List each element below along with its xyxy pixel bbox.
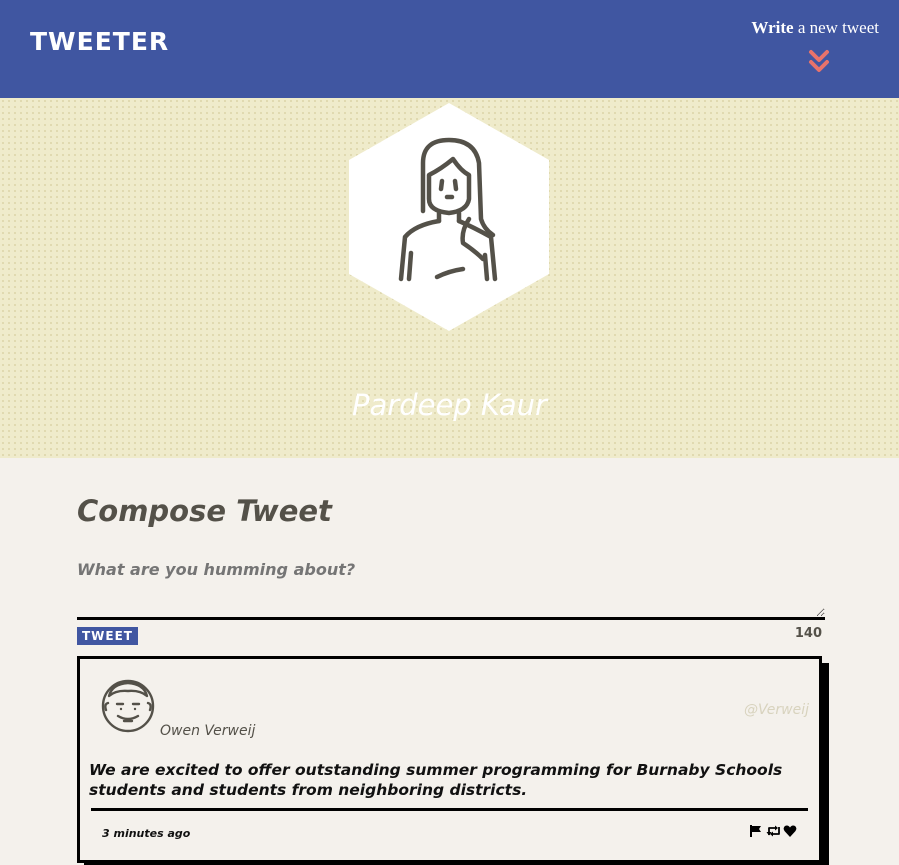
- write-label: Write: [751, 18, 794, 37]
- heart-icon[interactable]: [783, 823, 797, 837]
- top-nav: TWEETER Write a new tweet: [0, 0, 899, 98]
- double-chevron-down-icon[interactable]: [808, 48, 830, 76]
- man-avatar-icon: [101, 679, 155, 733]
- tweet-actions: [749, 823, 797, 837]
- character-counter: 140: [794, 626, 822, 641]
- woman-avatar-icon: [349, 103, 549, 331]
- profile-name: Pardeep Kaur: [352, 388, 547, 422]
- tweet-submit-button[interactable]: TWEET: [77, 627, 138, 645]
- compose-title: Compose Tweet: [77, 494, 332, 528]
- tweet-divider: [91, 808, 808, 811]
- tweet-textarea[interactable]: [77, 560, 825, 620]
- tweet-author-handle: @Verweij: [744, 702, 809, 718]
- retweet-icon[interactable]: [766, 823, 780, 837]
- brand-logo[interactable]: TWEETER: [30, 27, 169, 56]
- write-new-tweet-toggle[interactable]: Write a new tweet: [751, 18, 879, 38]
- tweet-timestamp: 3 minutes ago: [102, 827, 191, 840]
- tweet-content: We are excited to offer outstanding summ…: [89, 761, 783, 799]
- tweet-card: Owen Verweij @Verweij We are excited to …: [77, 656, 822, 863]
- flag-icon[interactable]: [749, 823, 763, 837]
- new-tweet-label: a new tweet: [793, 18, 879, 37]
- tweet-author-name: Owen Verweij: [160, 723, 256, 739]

## EXERCISE REQUIREMENTS
Count the lines in the material that contain the string "avatar". Reply with the number alone.

## TASK OUTPUT
2